### What is required
Pick out every line in the data below that holds "density".

━━━━━ Data for this task

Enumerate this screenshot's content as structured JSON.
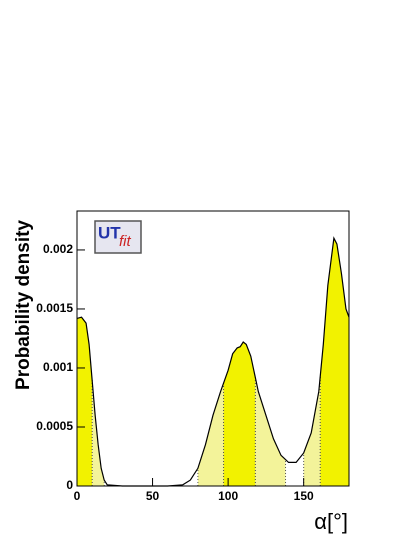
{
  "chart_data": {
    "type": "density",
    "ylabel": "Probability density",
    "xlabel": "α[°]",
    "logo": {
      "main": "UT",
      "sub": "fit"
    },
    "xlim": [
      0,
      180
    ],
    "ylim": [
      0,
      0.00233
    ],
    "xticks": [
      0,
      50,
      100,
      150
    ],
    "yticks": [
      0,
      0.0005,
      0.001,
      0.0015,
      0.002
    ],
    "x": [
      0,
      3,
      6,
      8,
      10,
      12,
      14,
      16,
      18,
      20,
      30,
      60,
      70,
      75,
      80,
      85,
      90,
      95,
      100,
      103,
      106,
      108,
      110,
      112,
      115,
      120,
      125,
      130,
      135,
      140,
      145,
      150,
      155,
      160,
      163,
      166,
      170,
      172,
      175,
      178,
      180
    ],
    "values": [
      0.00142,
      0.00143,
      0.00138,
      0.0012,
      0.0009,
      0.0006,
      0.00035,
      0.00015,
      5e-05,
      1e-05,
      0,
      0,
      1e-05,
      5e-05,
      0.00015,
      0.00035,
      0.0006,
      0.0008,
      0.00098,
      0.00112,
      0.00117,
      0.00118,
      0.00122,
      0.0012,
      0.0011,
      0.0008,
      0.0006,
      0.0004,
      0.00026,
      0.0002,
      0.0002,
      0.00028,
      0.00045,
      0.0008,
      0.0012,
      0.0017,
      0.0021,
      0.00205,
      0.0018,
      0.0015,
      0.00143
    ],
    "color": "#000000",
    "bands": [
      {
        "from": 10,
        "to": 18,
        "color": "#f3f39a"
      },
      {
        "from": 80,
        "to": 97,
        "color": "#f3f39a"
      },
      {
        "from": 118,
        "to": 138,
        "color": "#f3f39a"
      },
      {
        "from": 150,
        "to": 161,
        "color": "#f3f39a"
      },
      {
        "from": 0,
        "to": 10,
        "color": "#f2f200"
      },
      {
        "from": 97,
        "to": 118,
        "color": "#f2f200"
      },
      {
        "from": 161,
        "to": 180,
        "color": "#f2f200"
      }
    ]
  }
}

━━━━━━━━━━

### Final answer
    "type": "density",
    "ylabel": "Probability density",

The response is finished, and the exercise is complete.